## PROMPT
What follows are records. Restate all of them word for word.

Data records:
## BEGIN

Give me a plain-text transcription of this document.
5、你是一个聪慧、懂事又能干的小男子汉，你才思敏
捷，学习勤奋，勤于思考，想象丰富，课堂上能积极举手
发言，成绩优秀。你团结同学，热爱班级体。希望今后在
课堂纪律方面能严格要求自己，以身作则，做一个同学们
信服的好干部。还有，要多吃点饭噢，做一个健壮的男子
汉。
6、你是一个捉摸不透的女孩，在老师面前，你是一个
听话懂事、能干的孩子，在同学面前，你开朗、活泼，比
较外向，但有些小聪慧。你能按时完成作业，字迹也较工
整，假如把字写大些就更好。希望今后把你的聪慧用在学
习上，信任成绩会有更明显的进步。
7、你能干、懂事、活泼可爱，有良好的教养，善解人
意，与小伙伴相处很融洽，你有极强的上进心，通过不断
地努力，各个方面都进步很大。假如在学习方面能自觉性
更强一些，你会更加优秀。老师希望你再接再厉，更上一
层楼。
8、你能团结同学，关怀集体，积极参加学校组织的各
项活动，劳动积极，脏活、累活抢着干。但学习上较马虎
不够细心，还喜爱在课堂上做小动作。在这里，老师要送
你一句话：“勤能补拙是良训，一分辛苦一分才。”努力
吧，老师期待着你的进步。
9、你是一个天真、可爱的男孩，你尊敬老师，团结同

## END

## FINISHED TASK
Give me a plain-text transcription of this document.
5、你是一个聪慧、懂事又能干的小男子汉，你才思敏
捷，学习勤奋，勤于思考，想象丰富，课堂上能积极举手
发言，成绩优秀。你团结同学，热爱班级体。希望今后在
课堂纪律方面能严格要求自己，以身作则，做一个同学们
信服的好干部。还有，要多吃点饭噢，做一个健壮的男子
汉。
6、你是一个捉摸不透的女孩，在老师面前，你是一个
听话懂事、能干的孩子，在同学面前，你开朗、活泼，比
较外向，但有些小聪慧。你能按时完成作业，字迹也较工
整，假如把字写大些就更好。希望今后把你的聪慧用在学
习上，信任成绩会有更明显的进步。
7、你能干、懂事、活泼可爱，有良好的教养，善解人
意，与小伙伴相处很融洽，你有极强的上进心，通过不断
地努力，各个方面都进步很大。假如在学习方面能自觉性
更强一些，你会更加优秀。老师希望你再接再厉，更上一
层楼。
8、你能团结同学，关怀集体，积极参加学校组织的各
项活动，劳动积极，脏活、累活抢着干。但学习上较马虎
不够细心，还喜爱在课堂上做小动作。在这里，老师要送
你一句话：“勤能补拙是良训，一分辛苦一分才。”努力
吧，老师期待着你的进步。
9、你是一个天真、可爱的男孩，你尊敬老师，团结同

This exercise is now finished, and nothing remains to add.